* Begin Excerpted records *
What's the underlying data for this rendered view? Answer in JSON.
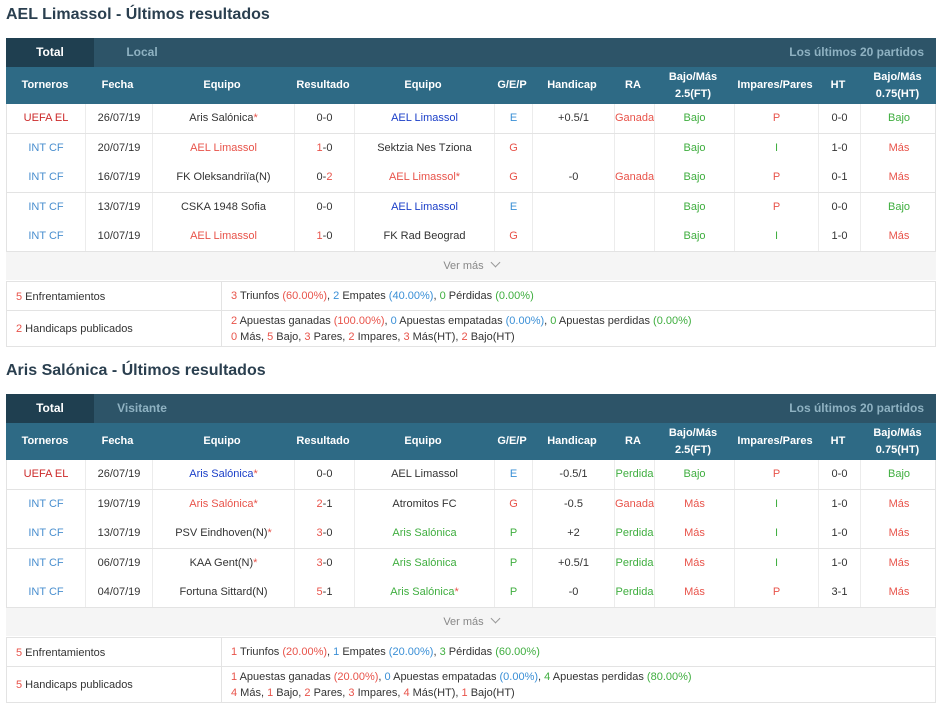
{
  "sections": [
    {
      "title": "AEL Limassol - Últimos resultados",
      "tabs": {
        "active": "Total",
        "inactive": "Local",
        "right": "Los últimos 20 partidos"
      },
      "headers": [
        "Torneros",
        "Fecha",
        "Equipo",
        "Resultado",
        "Equipo",
        "G/E/P",
        "Handicap",
        "RA",
        "Bajo/Más 2.5(FT)",
        "Impares/Pares",
        "HT",
        "Bajo/Más 0.75(HT)"
      ],
      "rows": [
        {
          "torneo": "UEFA EL",
          "fecha": "26/07/19",
          "home": "Aris Salónica",
          "home_star": "*",
          "home_hl": false,
          "score_home": "0",
          "score_sep": "-",
          "score_away": "0",
          "away": "AEL Limassol",
          "away_star": "",
          "away_hl": true,
          "gep": "E",
          "handicap": "+0.5/1",
          "ra": "Ganada",
          "ou": "Bajo",
          "op": "P",
          "ht": "0-0",
          "ht_ou": "Bajo"
        },
        {
          "torneo": "INT CF",
          "fecha": "20/07/19",
          "home": "AEL Limassol",
          "home_star": "",
          "home_hl": true,
          "score_home": "1",
          "score_sep": "-",
          "score_away": "0",
          "away": "Sektzia Nes Tziona",
          "away_star": "",
          "away_hl": false,
          "gep": "G",
          "handicap": "",
          "ra": "",
          "ou": "Bajo",
          "op": "I",
          "ht": "1-0",
          "ht_ou": "Más"
        },
        {
          "torneo": "INT CF",
          "fecha": "16/07/19",
          "home": "FK Oleksandriïa(N)",
          "home_star": "",
          "home_hl": false,
          "score_home": "0",
          "score_sep": "-",
          "score_away": "2",
          "away": "AEL Limassol",
          "away_star": "*",
          "away_hl": true,
          "gep": "G",
          "handicap": "-0",
          "ra": "Ganada",
          "ou": "Bajo",
          "op": "P",
          "ht": "0-1",
          "ht_ou": "Más"
        },
        {
          "torneo": "INT CF",
          "fecha": "13/07/19",
          "home": "CSKA 1948 Sofia",
          "home_star": "",
          "home_hl": false,
          "score_home": "0",
          "score_sep": "-",
          "score_away": "0",
          "away": "AEL Limassol",
          "away_star": "",
          "away_hl": true,
          "gep": "E",
          "handicap": "",
          "ra": "",
          "ou": "Bajo",
          "op": "P",
          "ht": "0-0",
          "ht_ou": "Bajo"
        },
        {
          "torneo": "INT CF",
          "fecha": "10/07/19",
          "home": "AEL Limassol",
          "home_star": "",
          "home_hl": true,
          "score_home": "1",
          "score_sep": "-",
          "score_away": "0",
          "away": "FK Rad Beograd",
          "away_star": "",
          "away_hl": false,
          "gep": "G",
          "handicap": "",
          "ra": "",
          "ou": "Bajo",
          "op": "I",
          "ht": "1-0",
          "ht_ou": "Más"
        }
      ],
      "ver_mas": "Ver más",
      "summary": {
        "enf_num": "5",
        "enf_label": " Enfrentamientos",
        "wins": "3",
        "wins_label": " Triunfos ",
        "wins_pct": "(60.00%)",
        "draws": "2",
        "draws_label": " Empates ",
        "draws_pct": "(40.00%)",
        "losses": "0",
        "losses_label": " Pérdidas ",
        "losses_pct": "(0.00%)",
        "hc_num": "2",
        "hc_label": " Handicaps publicados",
        "ag": "2",
        "ag_label": " Apuestas ganadas ",
        "ag_pct": "(100.00%)",
        "ae": "0",
        "ae_label": " Apuestas empatadas ",
        "ae_pct": "(0.00%)",
        "ap": "0",
        "ap_label": " Apuestas perdidas ",
        "ap_pct": "(0.00%)",
        "mas": "0",
        "mas_label": " Más, ",
        "bajo": "5",
        "bajo_label": " Bajo, ",
        "pares": "3",
        "pares_label": " Pares, ",
        "impares": "2",
        "impares_label": " Impares, ",
        "mas_ht": "3",
        "mas_ht_label": " Más(HT), ",
        "bajo_ht": "2",
        "bajo_ht_label": " Bajo(HT)"
      }
    },
    {
      "title": "Aris Salónica - Últimos resultados",
      "tabs": {
        "active": "Total",
        "inactive": "Visitante",
        "right": "Los últimos 20 partidos"
      },
      "headers": [
        "Torneros",
        "Fecha",
        "Equipo",
        "Resultado",
        "Equipo",
        "G/E/P",
        "Handicap",
        "RA",
        "Bajo/Más 2.5(FT)",
        "Impares/Pares",
        "HT",
        "Bajo/Más 0.75(HT)"
      ],
      "rows": [
        {
          "torneo": "UEFA EL",
          "fecha": "26/07/19",
          "home": "Aris Salónica",
          "home_star": "*",
          "home_hl": true,
          "score_home": "0",
          "score_sep": "-",
          "score_away": "0",
          "away": "AEL Limassol",
          "away_star": "",
          "away_hl": false,
          "gep": "E",
          "handicap": "-0.5/1",
          "ra": "Perdida",
          "ou": "Bajo",
          "op": "P",
          "ht": "0-0",
          "ht_ou": "Bajo"
        },
        {
          "torneo": "INT CF",
          "fecha": "19/07/19",
          "home": "Aris Salónica",
          "home_star": "*",
          "home_hl": true,
          "score_home": "2",
          "score_sep": "-",
          "score_away": "1",
          "away": "Atromitos FC",
          "away_star": "",
          "away_hl": false,
          "gep": "G",
          "handicap": "-0.5",
          "ra": "Ganada",
          "ou": "Más",
          "op": "I",
          "ht": "1-0",
          "ht_ou": "Más"
        },
        {
          "torneo": "INT CF",
          "fecha": "13/07/19",
          "home": "PSV Eindhoven(N)",
          "home_star": "*",
          "home_hl": false,
          "score_home": "3",
          "score_sep": "-",
          "score_away": "0",
          "away": "Aris Salónica",
          "away_star": "",
          "away_hl": true,
          "gep": "P",
          "handicap": "+2",
          "ra": "Perdida",
          "ou": "Más",
          "op": "I",
          "ht": "1-0",
          "ht_ou": "Más"
        },
        {
          "torneo": "INT CF",
          "fecha": "06/07/19",
          "home": "KAA Gent(N)",
          "home_star": "*",
          "home_hl": false,
          "score_home": "3",
          "score_sep": "-",
          "score_away": "0",
          "away": "Aris Salónica",
          "away_star": "",
          "away_hl": true,
          "gep": "P",
          "handicap": "+0.5/1",
          "ra": "Perdida",
          "ou": "Más",
          "op": "I",
          "ht": "1-0",
          "ht_ou": "Más"
        },
        {
          "torneo": "INT CF",
          "fecha": "04/07/19",
          "home": "Fortuna Sittard(N)",
          "home_star": "",
          "home_hl": false,
          "score_home": "5",
          "score_sep": "-",
          "score_away": "1",
          "away": "Aris Salónica",
          "away_star": "*",
          "away_hl": true,
          "gep": "P",
          "handicap": "-0",
          "ra": "Perdida",
          "ou": "Más",
          "op": "P",
          "ht": "3-1",
          "ht_ou": "Más"
        }
      ],
      "ver_mas": "Ver más",
      "summary": {
        "enf_num": "5",
        "enf_label": " Enfrentamientos",
        "wins": "1",
        "wins_label": " Triunfos ",
        "wins_pct": "(20.00%)",
        "draws": "1",
        "draws_label": " Empates ",
        "draws_pct": "(20.00%)",
        "losses": "3",
        "losses_label": " Pérdidas ",
        "losses_pct": "(60.00%)",
        "hc_num": "5",
        "hc_label": " Handicaps publicados",
        "ag": "1",
        "ag_label": " Apuestas ganadas ",
        "ag_pct": "(20.00%)",
        "ae": "0",
        "ae_label": " Apuestas empatadas ",
        "ae_pct": "(0.00%)",
        "ap": "4",
        "ap_label": " Apuestas perdidas ",
        "ap_pct": "(80.00%)",
        "mas": "4",
        "mas_label": " Más, ",
        "bajo": "1",
        "bajo_label": " Bajo, ",
        "pares": "2",
        "pares_label": " Pares, ",
        "impares": "3",
        "impares_label": " Impares, ",
        "mas_ht": "4",
        "mas_ht_label": " Más(HT), ",
        "bajo_ht": "1",
        "bajo_ht_label": " Bajo(HT)"
      }
    }
  ],
  "colors": {
    "win": "#e8534a",
    "draw": "#3a8fd6",
    "loss": "#3fae3f",
    "team_highlight": "#1a3ec8",
    "bajo": "#3fae3f",
    "mas": "#e8534a",
    "header_bg": "#2e6a85",
    "tabbar_bg": "#2d5468"
  }
}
* End Excerpted records *
What this task involves — Pick out the lines containing the string "inactive".

Task result —
        "inactive": "Local",
        "inactive": "Visitante",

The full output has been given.